• THE TASK
Tally the lines containing "Molecular" and report the number alone.

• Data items
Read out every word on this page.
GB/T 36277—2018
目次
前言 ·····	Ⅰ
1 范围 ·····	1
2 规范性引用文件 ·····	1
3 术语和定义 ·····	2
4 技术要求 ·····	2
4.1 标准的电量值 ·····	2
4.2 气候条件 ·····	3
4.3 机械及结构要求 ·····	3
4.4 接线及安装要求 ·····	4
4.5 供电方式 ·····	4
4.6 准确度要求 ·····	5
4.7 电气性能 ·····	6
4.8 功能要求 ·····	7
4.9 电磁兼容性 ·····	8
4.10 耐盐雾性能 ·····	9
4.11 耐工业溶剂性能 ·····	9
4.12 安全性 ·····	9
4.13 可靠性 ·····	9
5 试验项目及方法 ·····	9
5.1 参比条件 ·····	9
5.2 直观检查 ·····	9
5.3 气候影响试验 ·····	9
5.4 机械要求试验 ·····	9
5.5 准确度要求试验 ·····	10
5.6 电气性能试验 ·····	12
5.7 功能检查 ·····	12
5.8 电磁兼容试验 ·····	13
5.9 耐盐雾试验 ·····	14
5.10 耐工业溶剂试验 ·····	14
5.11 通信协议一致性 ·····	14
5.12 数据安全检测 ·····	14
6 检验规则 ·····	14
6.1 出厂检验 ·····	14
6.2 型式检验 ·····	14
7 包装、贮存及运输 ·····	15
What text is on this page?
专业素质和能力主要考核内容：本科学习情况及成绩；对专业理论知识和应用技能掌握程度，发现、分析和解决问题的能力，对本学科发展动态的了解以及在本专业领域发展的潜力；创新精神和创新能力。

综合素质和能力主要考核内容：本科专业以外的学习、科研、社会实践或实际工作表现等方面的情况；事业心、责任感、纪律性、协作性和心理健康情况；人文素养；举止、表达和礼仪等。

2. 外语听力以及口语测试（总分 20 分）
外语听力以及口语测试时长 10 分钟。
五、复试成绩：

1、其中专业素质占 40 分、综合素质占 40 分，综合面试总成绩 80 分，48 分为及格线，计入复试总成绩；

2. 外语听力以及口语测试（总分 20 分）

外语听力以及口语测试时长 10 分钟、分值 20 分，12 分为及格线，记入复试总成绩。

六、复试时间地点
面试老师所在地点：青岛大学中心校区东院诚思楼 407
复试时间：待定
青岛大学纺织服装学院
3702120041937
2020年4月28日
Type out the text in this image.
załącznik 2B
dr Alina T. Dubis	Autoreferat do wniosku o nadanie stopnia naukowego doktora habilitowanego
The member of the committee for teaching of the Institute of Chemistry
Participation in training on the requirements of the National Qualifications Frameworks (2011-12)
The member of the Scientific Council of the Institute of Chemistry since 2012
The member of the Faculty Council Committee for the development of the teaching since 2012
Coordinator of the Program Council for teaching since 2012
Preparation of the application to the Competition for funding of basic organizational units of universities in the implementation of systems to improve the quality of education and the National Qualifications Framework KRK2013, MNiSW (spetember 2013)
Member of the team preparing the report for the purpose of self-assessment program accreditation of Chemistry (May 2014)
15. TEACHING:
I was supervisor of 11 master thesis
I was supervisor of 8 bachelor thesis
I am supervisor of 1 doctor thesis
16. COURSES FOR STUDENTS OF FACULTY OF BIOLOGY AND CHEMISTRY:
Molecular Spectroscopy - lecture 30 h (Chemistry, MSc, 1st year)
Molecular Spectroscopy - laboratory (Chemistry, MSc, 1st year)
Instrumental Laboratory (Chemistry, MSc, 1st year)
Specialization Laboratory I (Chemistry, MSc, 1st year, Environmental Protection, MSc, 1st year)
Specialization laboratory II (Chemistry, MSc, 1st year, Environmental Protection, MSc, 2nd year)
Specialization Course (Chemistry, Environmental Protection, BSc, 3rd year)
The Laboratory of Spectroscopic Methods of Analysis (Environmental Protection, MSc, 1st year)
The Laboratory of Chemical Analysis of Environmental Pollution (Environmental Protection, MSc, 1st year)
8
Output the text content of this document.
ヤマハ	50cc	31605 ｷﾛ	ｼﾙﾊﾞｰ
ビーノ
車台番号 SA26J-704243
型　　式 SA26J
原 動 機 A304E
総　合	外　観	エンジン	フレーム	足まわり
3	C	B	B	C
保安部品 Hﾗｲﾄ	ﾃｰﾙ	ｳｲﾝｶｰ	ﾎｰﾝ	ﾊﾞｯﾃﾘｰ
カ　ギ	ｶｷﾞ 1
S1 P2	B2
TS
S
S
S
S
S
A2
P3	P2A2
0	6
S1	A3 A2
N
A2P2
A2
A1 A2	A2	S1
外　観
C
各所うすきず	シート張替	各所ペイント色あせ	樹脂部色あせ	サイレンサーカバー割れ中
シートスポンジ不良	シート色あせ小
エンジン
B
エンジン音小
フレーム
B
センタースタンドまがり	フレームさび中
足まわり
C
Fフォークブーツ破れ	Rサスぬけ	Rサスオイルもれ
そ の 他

• ANSWER FOR THIS EXERCISE
2